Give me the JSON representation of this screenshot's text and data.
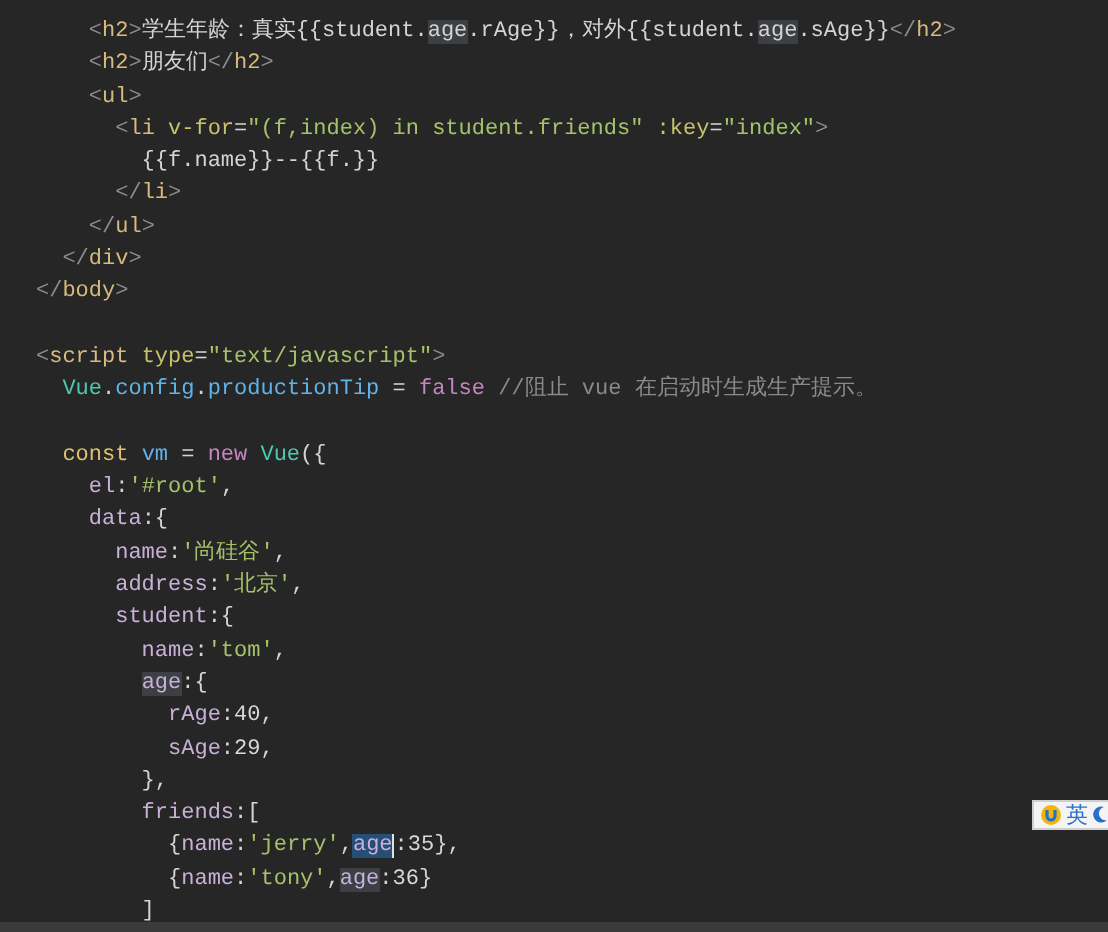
{
  "editor": {
    "lines": [
      {
        "kind": "code",
        "tokens": [
          {
            "kind": "punct",
            "text": "    <"
          },
          {
            "kind": "tag",
            "text": "h2"
          },
          {
            "kind": "punct",
            "text": ">"
          },
          {
            "kind": "text",
            "text": "学生年龄：真实{{student."
          },
          {
            "kind": "text",
            "text": "age",
            "highlighted": true
          },
          {
            "kind": "text",
            "text": ".rAge}}，对外{{student."
          },
          {
            "kind": "text",
            "text": "age",
            "highlighted": true
          },
          {
            "kind": "text",
            "text": ".sAge}}"
          },
          {
            "kind": "punct",
            "text": "</"
          },
          {
            "kind": "tag",
            "text": "h2"
          },
          {
            "kind": "punct",
            "text": ">"
          }
        ]
      },
      {
        "kind": "code",
        "tokens": [
          {
            "kind": "punct",
            "text": "    <"
          },
          {
            "kind": "tag",
            "text": "h2"
          },
          {
            "kind": "punct",
            "text": ">"
          },
          {
            "kind": "text",
            "text": "朋友们"
          },
          {
            "kind": "punct",
            "text": "</"
          },
          {
            "kind": "tag",
            "text": "h2"
          },
          {
            "kind": "punct",
            "text": ">"
          }
        ]
      },
      {
        "kind": "code",
        "tokens": [
          {
            "kind": "punct",
            "text": "    <"
          },
          {
            "kind": "tag",
            "text": "ul"
          },
          {
            "kind": "punct",
            "text": ">"
          }
        ]
      },
      {
        "kind": "code",
        "tokens": [
          {
            "kind": "punct",
            "text": "      <"
          },
          {
            "kind": "tag",
            "text": "li "
          },
          {
            "kind": "attr",
            "text": "v-for"
          },
          {
            "kind": "text",
            "text": "="
          },
          {
            "kind": "string",
            "text": "\"(f,index) in student.friends\" "
          },
          {
            "kind": "attr",
            "text": ":key"
          },
          {
            "kind": "text",
            "text": "="
          },
          {
            "kind": "string",
            "text": "\"index\""
          },
          {
            "kind": "punct",
            "text": ">"
          }
        ]
      },
      {
        "kind": "code",
        "tokens": [
          {
            "kind": "text",
            "text": "        {{f.name}}--{{f.}}"
          }
        ]
      },
      {
        "kind": "code",
        "tokens": [
          {
            "kind": "punct",
            "text": "      </"
          },
          {
            "kind": "tag",
            "text": "li"
          },
          {
            "kind": "punct",
            "text": ">"
          }
        ]
      },
      {
        "kind": "code",
        "tokens": [
          {
            "kind": "punct",
            "text": "    </"
          },
          {
            "kind": "tag",
            "text": "ul"
          },
          {
            "kind": "punct",
            "text": ">"
          }
        ]
      },
      {
        "kind": "code",
        "tokens": [
          {
            "kind": "punct",
            "text": "  </"
          },
          {
            "kind": "tag",
            "text": "div"
          },
          {
            "kind": "punct",
            "text": ">"
          }
        ]
      },
      {
        "kind": "code",
        "tokens": [
          {
            "kind": "punct",
            "text": "</"
          },
          {
            "kind": "tag",
            "text": "body"
          },
          {
            "kind": "punct",
            "text": ">"
          }
        ]
      },
      {
        "kind": "blank"
      },
      {
        "kind": "code",
        "tokens": [
          {
            "kind": "punct",
            "text": "<"
          },
          {
            "kind": "tag",
            "text": "script "
          },
          {
            "kind": "attr",
            "text": "type"
          },
          {
            "kind": "text",
            "text": "="
          },
          {
            "kind": "string",
            "text": "\"text/javascript\""
          },
          {
            "kind": "punct",
            "text": ">"
          }
        ]
      },
      {
        "kind": "code",
        "tokens": [
          {
            "kind": "class",
            "text": "  Vue"
          },
          {
            "kind": "text",
            "text": "."
          },
          {
            "kind": "prop",
            "text": "config"
          },
          {
            "kind": "text",
            "text": "."
          },
          {
            "kind": "prop",
            "text": "productionTip"
          },
          {
            "kind": "text",
            "text": " = "
          },
          {
            "kind": "keyword",
            "text": "false "
          },
          {
            "kind": "comment",
            "text": "//阻止 vue 在启动时生成生产提示。"
          }
        ]
      },
      {
        "kind": "blank"
      },
      {
        "kind": "code",
        "tokens": [
          {
            "kind": "storage",
            "text": "  const "
          },
          {
            "kind": "var",
            "text": "vm"
          },
          {
            "kind": "text",
            "text": " = "
          },
          {
            "kind": "keyword",
            "text": "new "
          },
          {
            "kind": "class",
            "text": "Vue"
          },
          {
            "kind": "text",
            "text": "({"
          }
        ]
      },
      {
        "kind": "code",
        "tokens": [
          {
            "kind": "key",
            "text": "    el"
          },
          {
            "kind": "text",
            "text": ":"
          },
          {
            "kind": "string",
            "text": "'#root'"
          },
          {
            "kind": "text",
            "text": ","
          }
        ]
      },
      {
        "kind": "code",
        "tokens": [
          {
            "kind": "key",
            "text": "    data"
          },
          {
            "kind": "text",
            "text": ":{"
          }
        ]
      },
      {
        "kind": "code",
        "tokens": [
          {
            "kind": "key",
            "text": "      name"
          },
          {
            "kind": "text",
            "text": ":"
          },
          {
            "kind": "string",
            "text": "'尚硅谷'"
          },
          {
            "kind": "text",
            "text": ","
          }
        ]
      },
      {
        "kind": "code",
        "tokens": [
          {
            "kind": "key",
            "text": "      address"
          },
          {
            "kind": "text",
            "text": ":"
          },
          {
            "kind": "string",
            "text": "'北京'"
          },
          {
            "kind": "text",
            "text": ","
          }
        ]
      },
      {
        "kind": "code",
        "tokens": [
          {
            "kind": "key",
            "text": "      student"
          },
          {
            "kind": "text",
            "text": ":{"
          }
        ]
      },
      {
        "kind": "code",
        "tokens": [
          {
            "kind": "key",
            "text": "        name"
          },
          {
            "kind": "text",
            "text": ":"
          },
          {
            "kind": "string",
            "text": "'tom'"
          },
          {
            "kind": "text",
            "text": ","
          }
        ]
      },
      {
        "kind": "code",
        "tokens": [
          {
            "kind": "key",
            "text": "        age",
            "highlighted": true
          },
          {
            "kind": "text",
            "text": ":{"
          }
        ]
      },
      {
        "kind": "code",
        "tokens": [
          {
            "kind": "key",
            "text": "          rAge"
          },
          {
            "kind": "text",
            "text": ":"
          },
          {
            "kind": "number",
            "text": "40"
          },
          {
            "kind": "text",
            "text": ","
          }
        ]
      },
      {
        "kind": "code",
        "tokens": [
          {
            "kind": "key",
            "text": "          sAge"
          },
          {
            "kind": "text",
            "text": ":"
          },
          {
            "kind": "number",
            "text": "29"
          },
          {
            "kind": "text",
            "text": ","
          }
        ]
      },
      {
        "kind": "code",
        "tokens": [
          {
            "kind": "text",
            "text": "        },"
          }
        ]
      },
      {
        "kind": "code",
        "tokens": [
          {
            "kind": "key",
            "text": "        friends"
          },
          {
            "kind": "text",
            "text": ":["
          }
        ]
      },
      {
        "kind": "code",
        "tokens": [
          {
            "kind": "text",
            "text": "          {"
          },
          {
            "kind": "key",
            "text": "name"
          },
          {
            "kind": "text",
            "text": ":"
          },
          {
            "kind": "string",
            "text": "'jerry'"
          },
          {
            "kind": "text",
            "text": ","
          },
          {
            "kind": "key",
            "text": "age",
            "selected": true
          },
          {
            "kind": "text",
            "text": ":"
          },
          {
            "kind": "number",
            "text": "35"
          },
          {
            "kind": "text",
            "text": "},"
          }
        ]
      },
      {
        "kind": "code",
        "tokens": [
          {
            "kind": "text",
            "text": "          {"
          },
          {
            "kind": "key",
            "text": "name"
          },
          {
            "kind": "text",
            "text": ":"
          },
          {
            "kind": "string",
            "text": "'tony'"
          },
          {
            "kind": "text",
            "text": ","
          },
          {
            "kind": "key",
            "text": "age",
            "highlighted": true
          },
          {
            "kind": "text",
            "text": ":"
          },
          {
            "kind": "number",
            "text": "36"
          },
          {
            "kind": "text",
            "text": "}"
          }
        ]
      },
      {
        "kind": "code",
        "tokens": [
          {
            "kind": "text",
            "text": "        ]"
          }
        ]
      }
    ]
  },
  "ime_indicator": {
    "mode": "英"
  }
}
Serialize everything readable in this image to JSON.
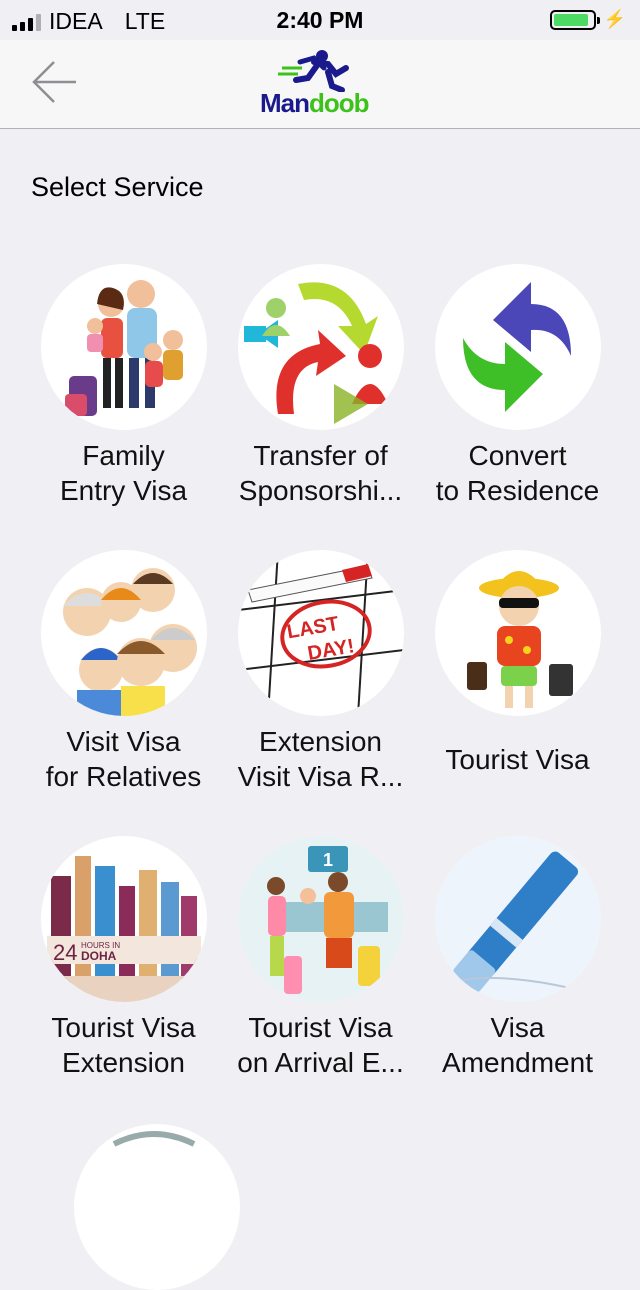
{
  "status_bar": {
    "carrier": "IDEA",
    "network": "LTE",
    "time": "2:40 PM",
    "battery_level": 0.85
  },
  "nav": {
    "back_icon": "back-arrow-icon",
    "logo_text_part1": "Man",
    "logo_text_part2": "doob",
    "brand_colors": {
      "primary": "#1a1a8c",
      "accent": "#3cc21a"
    }
  },
  "page": {
    "heading": "Select Service"
  },
  "services": [
    {
      "label": "Family\nEntry Visa",
      "icon": "family-icon"
    },
    {
      "label": "Transfer of\nSponsorshi...",
      "icon": "transfer-arrows-icon"
    },
    {
      "label": "Convert\nto Residence",
      "icon": "convert-arrows-icon"
    },
    {
      "label": "Visit Visa\nfor Relatives",
      "icon": "relatives-icon"
    },
    {
      "label": "Extension\nVisit Visa R...",
      "icon": "calendar-last-day-icon"
    },
    {
      "label": "Tourist Visa",
      "icon": "tourist-icon"
    },
    {
      "label": "Tourist Visa\nExtension",
      "icon": "doha-skyline-icon"
    },
    {
      "label": "Tourist Visa\non Arrival E...",
      "icon": "airport-counter-icon"
    },
    {
      "label": "Visa\nAmendment",
      "icon": "pen-icon"
    }
  ],
  "icon_texts": {
    "last_day": "LAST\nDAY!",
    "hours_24": "24",
    "hours_in": "HOURS IN",
    "doha": "DOHA",
    "counter_number": "1"
  }
}
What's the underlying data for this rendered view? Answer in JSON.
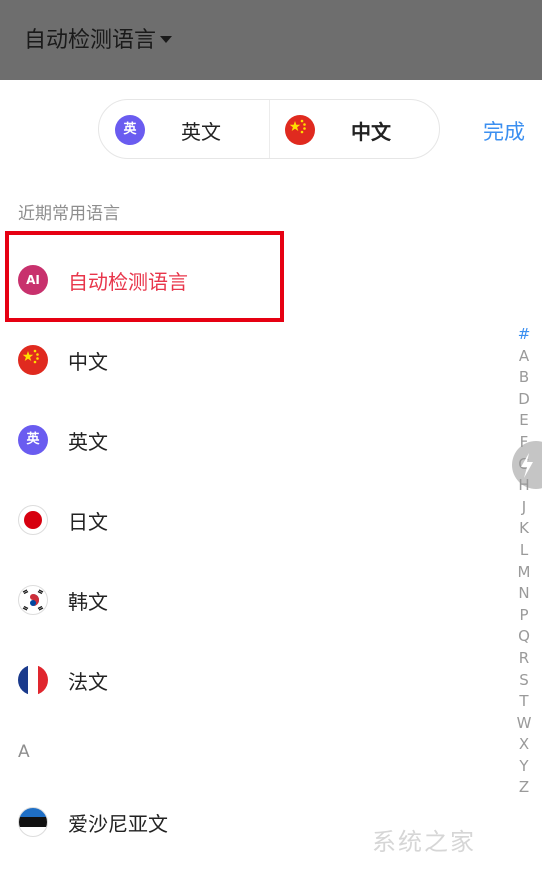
{
  "topbar": {
    "title": "自动检测语言"
  },
  "switcher": {
    "source": {
      "label": "英文",
      "icon_text": "英",
      "icon": "english-badge"
    },
    "target": {
      "label": "中文",
      "icon": "china-flag"
    },
    "done_label": "完成"
  },
  "sections": {
    "recent_header": "近期常用语言",
    "a_header": "A"
  },
  "recent_languages": [
    {
      "name": "自动检测语言",
      "icon": "ai-badge",
      "icon_text": "AI",
      "selected": true
    },
    {
      "name": "中文",
      "icon": "china-flag"
    },
    {
      "name": "英文",
      "icon": "english-badge",
      "icon_text": "英"
    },
    {
      "name": "日文",
      "icon": "japan-flag"
    },
    {
      "name": "韩文",
      "icon": "korea-flag"
    },
    {
      "name": "法文",
      "icon": "france-flag"
    }
  ],
  "a_languages": [
    {
      "name": "爱沙尼亚文",
      "icon": "estonia-flag"
    }
  ],
  "index_bar": [
    "#",
    "A",
    "B",
    "D",
    "E",
    "F",
    "G",
    "H",
    "J",
    "K",
    "L",
    "M",
    "N",
    "P",
    "Q",
    "R",
    "S",
    "T",
    "W",
    "X",
    "Y",
    "Z"
  ],
  "watermark": "系统之家",
  "colors": {
    "accent": "#3b8ff0",
    "selected_text": "#e8354a",
    "highlight_border": "#e60012",
    "topbar_bg": "#6e6e6e"
  }
}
────────────────
• **WHAT TO PRODUCE**
Your task is to give again, unchanged, the lines from the line that contains "What's the underlying" to the end of the records. Include both end lines but no pictures.

• **FULL OUTPUT**
What's the underlying data for this rendered view? Answer in JSON.
{
  "topbar": {
    "title": "自动检测语言"
  },
  "switcher": {
    "source": {
      "label": "英文",
      "icon_text": "英",
      "icon": "english-badge"
    },
    "target": {
      "label": "中文",
      "icon": "china-flag"
    },
    "done_label": "完成"
  },
  "sections": {
    "recent_header": "近期常用语言",
    "a_header": "A"
  },
  "recent_languages": [
    {
      "name": "自动检测语言",
      "icon": "ai-badge",
      "icon_text": "AI",
      "selected": true
    },
    {
      "name": "中文",
      "icon": "china-flag"
    },
    {
      "name": "英文",
      "icon": "english-badge",
      "icon_text": "英"
    },
    {
      "name": "日文",
      "icon": "japan-flag"
    },
    {
      "name": "韩文",
      "icon": "korea-flag"
    },
    {
      "name": "法文",
      "icon": "france-flag"
    }
  ],
  "a_languages": [
    {
      "name": "爱沙尼亚文",
      "icon": "estonia-flag"
    }
  ],
  "index_bar": [
    "#",
    "A",
    "B",
    "D",
    "E",
    "F",
    "G",
    "H",
    "J",
    "K",
    "L",
    "M",
    "N",
    "P",
    "Q",
    "R",
    "S",
    "T",
    "W",
    "X",
    "Y",
    "Z"
  ],
  "watermark": "系统之家",
  "colors": {
    "accent": "#3b8ff0",
    "selected_text": "#e8354a",
    "highlight_border": "#e60012",
    "topbar_bg": "#6e6e6e"
  }
}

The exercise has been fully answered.